Texto fornecido ->

Dirigente do PT recebeu R$ 2,5 milhões de empresa sob suspeita na ‘Farra do INSS’

Repasses ocorreram durante esquema investigado pela CPMI; houve também pagamento a contador de Lulinha

O Conselho de Controle de Atividades Financeiras (Coaf) identificou uma série de movimentações financeiras suspeitas envolvendo Ricardo Bimbo, coordenador do Setorial Nacional de Tecnologia e Informação do PT, e a ADS Soluções e Marketing, empresa sob investigação por participação em um esquema de desvio de recursos de aposentados do INSS.

De acordo com Relatórios de Inteligência Financeira (RIFs) enviados à CPMI do INSS, os repasses feitos pela ADS a Bimbo ocorreram entre dezembro de 2023 e fevereiro de 2024.

No mesmo período, a companhia recebeu milhões de reais de entidades de aposentados, algumas já investigadas pela Operação Sem Desconto e por outras ações da Advocacia-Geral da União (AGU).

Entre agosto de 2023 e julho de 2024, a ADS realizou 22 transferências à empresa Datacore, que somaram R$ 8,29 milhões. Segundo os documentos, R$ 2,5 milhões dessas transações ocorreram após a entrada de Bimbo na sociedade. As movimentações foram fracionadas em três períodos:

  • R$ 2,95 milhões entre agosto e novembro de 2023;

  • R$ 2,81 milhões entre dezembro de 2023 e fevereiro de 2024;

  • R$ 2,52 milhões entre março e julho de 2024.

Os registros do Coaf também mostram que, até dezembro de 2024, a ADS mantinha um saldo devedor de R$ 2,98 milhões com a empresa de Bimbo. As informações foram reveladas pelo Metrópoles.

Pagamentos a contador ligado ao filho de Lula

No intervalo das movimentações, o petista efetuou ainda o pagamento de um boleto de R$ 10.354,60 ao contador João Muniz Leite, que à época era responsável pelas contas de Fábio Luís Lula da Silva, o Lulinha.

Exercícios ->
1 > Responda com base no texto:
(a) Que cargo Ricardo Bimbo ocupa no PT?
(b) Quantas transferências a ADS fez à Datacore entre agosto de 2023 e julho de 2024, e quanto elas somaram?
(c) Qual foi o valor do boleto pago ao contador João Muniz Leite?
2 > Reescreva o trecho do texto que vai de "No mesmo período, a" até "reveladas pelo Metrópoles.", inclusive, trocando "saldo devedor" por "débito".

Dados de origem ->
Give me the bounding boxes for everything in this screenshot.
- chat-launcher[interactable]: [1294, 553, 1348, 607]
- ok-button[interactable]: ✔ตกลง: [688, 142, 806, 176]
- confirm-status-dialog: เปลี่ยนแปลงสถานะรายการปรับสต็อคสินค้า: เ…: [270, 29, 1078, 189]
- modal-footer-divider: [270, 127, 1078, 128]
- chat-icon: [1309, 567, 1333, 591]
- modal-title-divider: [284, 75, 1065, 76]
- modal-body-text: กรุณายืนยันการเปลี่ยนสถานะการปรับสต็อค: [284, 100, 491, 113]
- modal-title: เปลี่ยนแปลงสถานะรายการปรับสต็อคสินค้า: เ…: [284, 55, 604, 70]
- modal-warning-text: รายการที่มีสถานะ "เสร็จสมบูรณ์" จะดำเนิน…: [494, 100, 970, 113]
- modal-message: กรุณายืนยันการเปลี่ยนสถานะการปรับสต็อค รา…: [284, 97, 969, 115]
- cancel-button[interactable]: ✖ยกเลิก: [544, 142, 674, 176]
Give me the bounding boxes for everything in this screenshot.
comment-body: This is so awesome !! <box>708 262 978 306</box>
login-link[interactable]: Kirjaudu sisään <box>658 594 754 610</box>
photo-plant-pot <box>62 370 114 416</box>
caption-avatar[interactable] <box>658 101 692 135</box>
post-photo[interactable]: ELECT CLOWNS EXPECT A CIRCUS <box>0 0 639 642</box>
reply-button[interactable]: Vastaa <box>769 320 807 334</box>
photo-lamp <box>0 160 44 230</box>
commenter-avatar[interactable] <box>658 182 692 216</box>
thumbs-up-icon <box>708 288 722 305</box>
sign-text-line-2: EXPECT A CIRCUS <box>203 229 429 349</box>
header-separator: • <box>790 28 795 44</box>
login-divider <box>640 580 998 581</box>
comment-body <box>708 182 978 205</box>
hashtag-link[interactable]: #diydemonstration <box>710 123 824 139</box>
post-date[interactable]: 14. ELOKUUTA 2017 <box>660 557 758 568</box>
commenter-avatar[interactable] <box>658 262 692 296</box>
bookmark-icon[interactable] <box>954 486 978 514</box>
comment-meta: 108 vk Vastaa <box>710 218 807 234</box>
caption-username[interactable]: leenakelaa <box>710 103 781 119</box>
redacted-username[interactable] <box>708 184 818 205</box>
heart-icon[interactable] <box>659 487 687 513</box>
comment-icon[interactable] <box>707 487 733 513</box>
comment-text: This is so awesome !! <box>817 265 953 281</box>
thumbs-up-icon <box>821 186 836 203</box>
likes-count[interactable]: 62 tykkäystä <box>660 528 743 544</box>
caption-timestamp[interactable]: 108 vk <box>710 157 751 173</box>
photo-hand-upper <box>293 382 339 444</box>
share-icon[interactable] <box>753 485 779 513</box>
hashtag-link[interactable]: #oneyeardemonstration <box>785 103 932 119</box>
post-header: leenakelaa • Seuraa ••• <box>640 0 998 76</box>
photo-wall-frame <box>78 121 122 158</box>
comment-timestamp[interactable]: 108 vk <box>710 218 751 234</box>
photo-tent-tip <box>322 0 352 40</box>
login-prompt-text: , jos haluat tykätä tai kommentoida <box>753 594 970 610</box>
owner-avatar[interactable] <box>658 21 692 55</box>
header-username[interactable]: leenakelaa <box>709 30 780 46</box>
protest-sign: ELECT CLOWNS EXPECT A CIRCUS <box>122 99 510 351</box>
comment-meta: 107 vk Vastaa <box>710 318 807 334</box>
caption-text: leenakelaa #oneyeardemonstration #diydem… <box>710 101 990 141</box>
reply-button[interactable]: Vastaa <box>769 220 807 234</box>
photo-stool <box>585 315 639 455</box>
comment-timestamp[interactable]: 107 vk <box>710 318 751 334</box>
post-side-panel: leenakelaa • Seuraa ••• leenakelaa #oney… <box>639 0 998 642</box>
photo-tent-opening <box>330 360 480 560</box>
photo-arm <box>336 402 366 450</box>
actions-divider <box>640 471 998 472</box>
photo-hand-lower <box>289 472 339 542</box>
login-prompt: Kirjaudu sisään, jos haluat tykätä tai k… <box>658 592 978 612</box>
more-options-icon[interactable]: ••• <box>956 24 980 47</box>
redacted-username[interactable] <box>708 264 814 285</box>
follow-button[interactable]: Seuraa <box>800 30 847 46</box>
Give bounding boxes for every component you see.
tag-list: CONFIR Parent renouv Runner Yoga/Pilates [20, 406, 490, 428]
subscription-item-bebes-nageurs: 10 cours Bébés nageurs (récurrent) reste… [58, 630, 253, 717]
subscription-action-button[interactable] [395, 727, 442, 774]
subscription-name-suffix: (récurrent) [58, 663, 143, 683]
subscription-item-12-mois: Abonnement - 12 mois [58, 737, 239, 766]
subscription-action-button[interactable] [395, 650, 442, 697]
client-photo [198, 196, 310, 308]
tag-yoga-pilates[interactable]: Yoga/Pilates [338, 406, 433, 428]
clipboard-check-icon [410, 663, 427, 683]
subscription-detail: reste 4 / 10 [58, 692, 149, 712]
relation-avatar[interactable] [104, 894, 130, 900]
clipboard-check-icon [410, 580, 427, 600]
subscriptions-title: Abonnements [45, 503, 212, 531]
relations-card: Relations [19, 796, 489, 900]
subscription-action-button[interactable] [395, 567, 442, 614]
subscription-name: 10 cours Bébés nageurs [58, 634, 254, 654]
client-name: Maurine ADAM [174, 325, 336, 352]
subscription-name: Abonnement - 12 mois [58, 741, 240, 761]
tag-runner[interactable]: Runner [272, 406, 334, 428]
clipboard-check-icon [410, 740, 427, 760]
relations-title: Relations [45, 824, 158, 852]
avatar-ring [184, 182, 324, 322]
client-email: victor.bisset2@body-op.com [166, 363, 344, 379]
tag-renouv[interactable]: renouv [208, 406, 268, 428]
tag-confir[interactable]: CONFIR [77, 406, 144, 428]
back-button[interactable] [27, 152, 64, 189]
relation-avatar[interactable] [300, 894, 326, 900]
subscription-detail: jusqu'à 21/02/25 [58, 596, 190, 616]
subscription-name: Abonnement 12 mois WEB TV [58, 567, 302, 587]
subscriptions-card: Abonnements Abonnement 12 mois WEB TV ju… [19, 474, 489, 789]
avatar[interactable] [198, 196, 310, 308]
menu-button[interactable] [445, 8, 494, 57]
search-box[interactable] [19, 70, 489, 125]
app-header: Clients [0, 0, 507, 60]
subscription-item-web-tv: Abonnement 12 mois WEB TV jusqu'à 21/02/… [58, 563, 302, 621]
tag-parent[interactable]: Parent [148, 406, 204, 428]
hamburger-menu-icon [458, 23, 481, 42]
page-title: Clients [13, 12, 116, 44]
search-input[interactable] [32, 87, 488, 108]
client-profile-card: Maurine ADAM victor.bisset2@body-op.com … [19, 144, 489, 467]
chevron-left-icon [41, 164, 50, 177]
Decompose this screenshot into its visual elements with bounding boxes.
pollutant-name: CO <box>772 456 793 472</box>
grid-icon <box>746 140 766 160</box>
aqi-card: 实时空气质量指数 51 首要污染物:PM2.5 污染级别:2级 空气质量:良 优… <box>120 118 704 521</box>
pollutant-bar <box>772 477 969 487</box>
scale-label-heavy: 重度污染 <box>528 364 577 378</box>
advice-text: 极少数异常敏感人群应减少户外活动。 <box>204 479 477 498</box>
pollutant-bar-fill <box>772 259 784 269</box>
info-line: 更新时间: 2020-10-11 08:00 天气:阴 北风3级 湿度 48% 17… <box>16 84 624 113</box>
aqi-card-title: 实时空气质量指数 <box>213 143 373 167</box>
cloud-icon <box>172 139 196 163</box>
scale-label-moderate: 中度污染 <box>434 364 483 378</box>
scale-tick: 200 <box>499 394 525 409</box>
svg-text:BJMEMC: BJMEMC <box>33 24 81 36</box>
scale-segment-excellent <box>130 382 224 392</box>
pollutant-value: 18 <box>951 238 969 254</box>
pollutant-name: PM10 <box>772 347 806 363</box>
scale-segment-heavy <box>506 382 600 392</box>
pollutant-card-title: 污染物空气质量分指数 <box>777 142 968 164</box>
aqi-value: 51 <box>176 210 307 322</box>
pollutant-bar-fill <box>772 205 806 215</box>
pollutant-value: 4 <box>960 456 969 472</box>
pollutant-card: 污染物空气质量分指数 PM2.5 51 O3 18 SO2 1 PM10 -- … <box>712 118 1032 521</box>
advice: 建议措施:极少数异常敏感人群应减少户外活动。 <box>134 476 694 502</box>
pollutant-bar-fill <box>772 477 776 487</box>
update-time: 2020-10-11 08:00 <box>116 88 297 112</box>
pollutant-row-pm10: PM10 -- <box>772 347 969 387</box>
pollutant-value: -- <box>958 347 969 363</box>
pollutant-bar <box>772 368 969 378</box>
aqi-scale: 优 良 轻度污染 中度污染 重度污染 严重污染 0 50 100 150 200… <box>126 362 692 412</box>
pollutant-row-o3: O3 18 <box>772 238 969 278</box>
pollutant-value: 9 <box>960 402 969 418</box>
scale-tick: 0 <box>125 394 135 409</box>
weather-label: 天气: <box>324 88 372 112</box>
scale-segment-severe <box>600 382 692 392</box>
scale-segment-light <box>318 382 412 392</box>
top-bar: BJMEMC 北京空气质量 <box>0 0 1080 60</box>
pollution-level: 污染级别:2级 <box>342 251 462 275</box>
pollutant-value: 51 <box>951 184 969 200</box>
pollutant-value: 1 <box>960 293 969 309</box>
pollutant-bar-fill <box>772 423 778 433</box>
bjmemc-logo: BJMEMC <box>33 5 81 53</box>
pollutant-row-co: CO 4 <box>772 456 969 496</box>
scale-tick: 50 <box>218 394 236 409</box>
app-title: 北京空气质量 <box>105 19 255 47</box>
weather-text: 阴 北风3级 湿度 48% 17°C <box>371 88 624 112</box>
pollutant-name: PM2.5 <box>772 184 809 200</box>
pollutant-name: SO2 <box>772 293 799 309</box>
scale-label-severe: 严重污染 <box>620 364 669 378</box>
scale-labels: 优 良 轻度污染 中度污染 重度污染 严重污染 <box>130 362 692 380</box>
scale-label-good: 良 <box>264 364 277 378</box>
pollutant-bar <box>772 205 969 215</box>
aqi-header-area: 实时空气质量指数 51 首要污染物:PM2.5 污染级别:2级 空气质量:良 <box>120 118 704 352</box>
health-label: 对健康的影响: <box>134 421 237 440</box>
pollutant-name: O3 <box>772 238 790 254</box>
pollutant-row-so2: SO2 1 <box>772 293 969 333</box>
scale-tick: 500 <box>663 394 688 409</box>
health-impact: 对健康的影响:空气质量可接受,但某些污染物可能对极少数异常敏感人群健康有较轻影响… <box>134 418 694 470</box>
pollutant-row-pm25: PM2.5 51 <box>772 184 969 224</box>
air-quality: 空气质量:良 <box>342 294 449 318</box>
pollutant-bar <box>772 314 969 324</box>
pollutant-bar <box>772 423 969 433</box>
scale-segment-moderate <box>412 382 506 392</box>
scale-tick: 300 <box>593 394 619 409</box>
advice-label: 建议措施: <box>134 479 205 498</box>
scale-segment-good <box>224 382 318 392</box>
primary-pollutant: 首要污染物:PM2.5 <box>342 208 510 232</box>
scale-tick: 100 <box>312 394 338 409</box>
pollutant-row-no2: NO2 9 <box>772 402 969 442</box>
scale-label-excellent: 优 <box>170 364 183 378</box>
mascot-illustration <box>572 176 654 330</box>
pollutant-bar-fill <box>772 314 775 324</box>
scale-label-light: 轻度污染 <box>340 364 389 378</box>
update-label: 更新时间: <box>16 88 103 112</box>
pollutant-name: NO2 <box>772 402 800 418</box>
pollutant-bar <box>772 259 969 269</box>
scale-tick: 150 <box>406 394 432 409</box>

Respostas dos exercícios ->
1 >
(a) Coordenador do Setorial Nacional de Tecnologia e Informação do PT.
(b) 22 transferências, que somaram R$ 8,29 milhões.
(c) R$ 10.354,60.

2 >
No mesmo período, a companhia recebeu milhões de reais de entidades de aposentados, algumas já investigadas pela Operação Sem Desconto e por outras ações da Advocacia-Geral da União (AGU).

Entre agosto de 2023 e julho de 2024, a ADS realizou 22 transferências à empresa Datacore, que somaram R$ 8,29 milhões. Segundo os documentos, R$ 2,5 milhões dessas transações ocorreram após a entrada de Bimbo na sociedade. As movimentações foram fracionadas em três períodos:

  • R$ 2,95 milhões entre agosto e novembro de 2023;

  • R$ 2,81 milhões entre dezembro de 2023 e fevereiro de 2024;

  • R$ 2,52 milhões entre março e julho de 2024.

Os registros do Coaf também mostram que, até dezembro de 2024, a ADS mantinha um débito de R$ 2,98 milhões com a empresa de Bimbo. As informações foram reveladas pelo Metrópoles.